Would you transcribe the whole listing exactly, minus its pictures?
══ DATA SUPPLIED
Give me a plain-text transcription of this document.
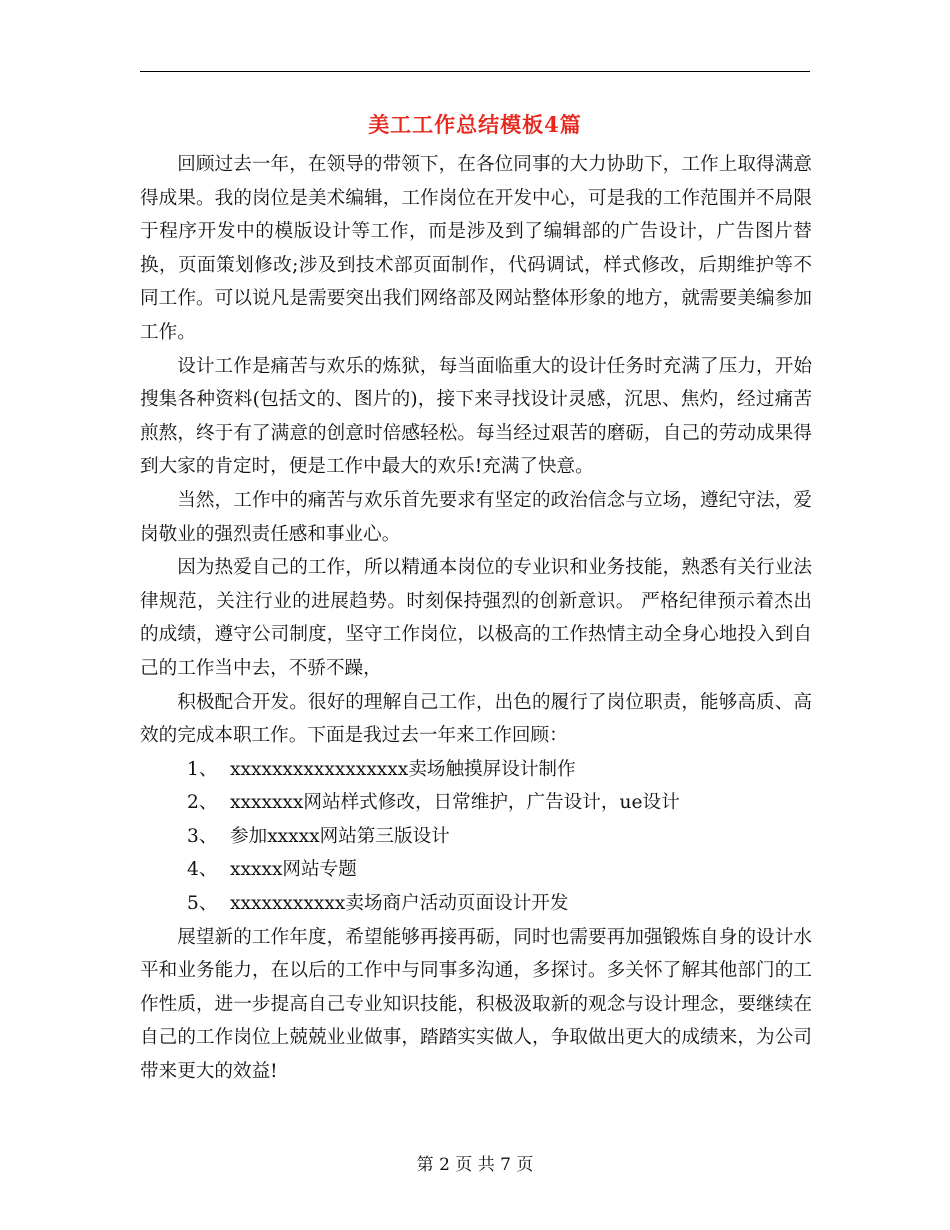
美工工作总结模板4篇

回顾过去一年，在领导的带领下，在各位同事的大力协助下，工作上取得满意得成果。我的岗位是美术编辑，工作岗位在开发中心，可是我的工作范围并不局限于程序开发中的模版设计等工作，而是涉及到了编辑部的广告设计，广告图片替换，页面策划修改;涉及到技术部页面制作，代码调试，样式修改，后期维护等不同工作。可以说凡是需要突出我们网络部及网站整体形象的地方，就需要美编参加工作。

设计工作是痛苦与欢乐的炼狱，每当面临重大的设计任务时充满了压力，开始搜集各种资料(包括文的、图片的)，接下来寻找设计灵感，沉思、焦灼，经过痛苦煎熬，终于有了满意的创意时倍感轻松。每当经过艰苦的磨砺，自己的劳动成果得到大家的肯定时，便是工作中最大的欢乐!充满了快意。

当然，工作中的痛苦与欢乐首先要求有坚定的政治信念与立场，遵纪守法，爱岗敬业的强烈责任感和事业心。

因为热爱自己的工作，所以精通本岗位的专业识和业务技能，熟悉有关行业法律规范，关注行业的进展趋势。时刻保持强烈的创新意识。 严格纪律预示着杰出的成绩，遵守公司制度，坚守工作岗位，以极高的工作热情主动全身心地投入到自己的工作当中去，不骄不躁，

积极配合开发。很好的理解自己工作，出色的履行了岗位职责，能够高质、高效的完成本职工作。下面是我过去一年来工作回顾：

1、 xxxxxxxxxxxxxxxxx卖场触摸屏设计制作
2、 xxxxxxx网站样式修改，日常维护，广告设计，ue设计
3、 参加xxxxx网站第三版设计
4、 xxxxx网站专题
5、 xxxxxxxxxxx卖场商户活动页面设计开发

展望新的工作年度，希望能够再接再砺，同时也需要再加强锻炼自身的设计水平和业务能力，在以后的工作中与同事多沟通，多探讨。多关怀了解其他部门的工作性质，进一步提高自己专业知识技能，积极汲取新的观念与设计理念，要继续在自己的工作岗位上兢兢业业做事，踏踏实实做人，争取做出更大的成绩来，为公司带来更大的效益!

第 2 页 共 7 页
════
▶ SOLVED EXERCISE:
Give me a plain-text transcription of this document.
美工工作总结模板4篇

回顾过去一年，在领导的带领下，在各位同事的大力协助下，工作上取得满意得成果。我的岗位是美术编辑，工作岗位在开发中心，可是我的工作范围并不局限于程序开发中的模版设计等工作，而是涉及到了编辑部的广告设计，广告图片替换，页面策划修改;涉及到技术部页面制作，代码调试，样式修改，后期维护等不同工作。可以说凡是需要突出我们网络部及网站整体形象的地方，就需要美编参加工作。

设计工作是痛苦与欢乐的炼狱，每当面临重大的设计任务时充满了压力，开始搜集各种资料(包括文的、图片的)，接下来寻找设计灵感，沉思、焦灼，经过痛苦煎熬，终于有了满意的创意时倍感轻松。每当经过艰苦的磨砺，自己的劳动成果得到大家的肯定时，便是工作中最大的欢乐!充满了快意。

当然，工作中的痛苦与欢乐首先要求有坚定的政治信念与立场，遵纪守法，爱岗敬业的强烈责任感和事业心。

因为热爱自己的工作，所以精通本岗位的专业识和业务技能，熟悉有关行业法律规范，关注行业的进展趋势。时刻保持强烈的创新意识。 严格纪律预示着杰出的成绩，遵守公司制度，坚守工作岗位，以极高的工作热情主动全身心地投入到自己的工作当中去，不骄不躁，

积极配合开发。很好的理解自己工作，出色的履行了岗位职责，能够高质、高效的完成本职工作。下面是我过去一年来工作回顾：

1、 xxxxxxxxxxxxxxxxx卖场触摸屏设计制作
2、 xxxxxxx网站样式修改，日常维护，广告设计，ue设计
3、 参加xxxxx网站第三版设计
4、 xxxxx网站专题
5、 xxxxxxxxxxx卖场商户活动页面设计开发

展望新的工作年度，希望能够再接再砺，同时也需要再加强锻炼自身的设计水平和业务能力，在以后的工作中与同事多沟通，多探讨。多关怀了解其他部门的工作性质，进一步提高自己专业知识技能，积极汲取新的观念与设计理念，要继续在自己的工作岗位上兢兢业业做事，踏踏实实做人，争取做出更大的成绩来，为公司带来更大的效益!

第 2 页 共 7 页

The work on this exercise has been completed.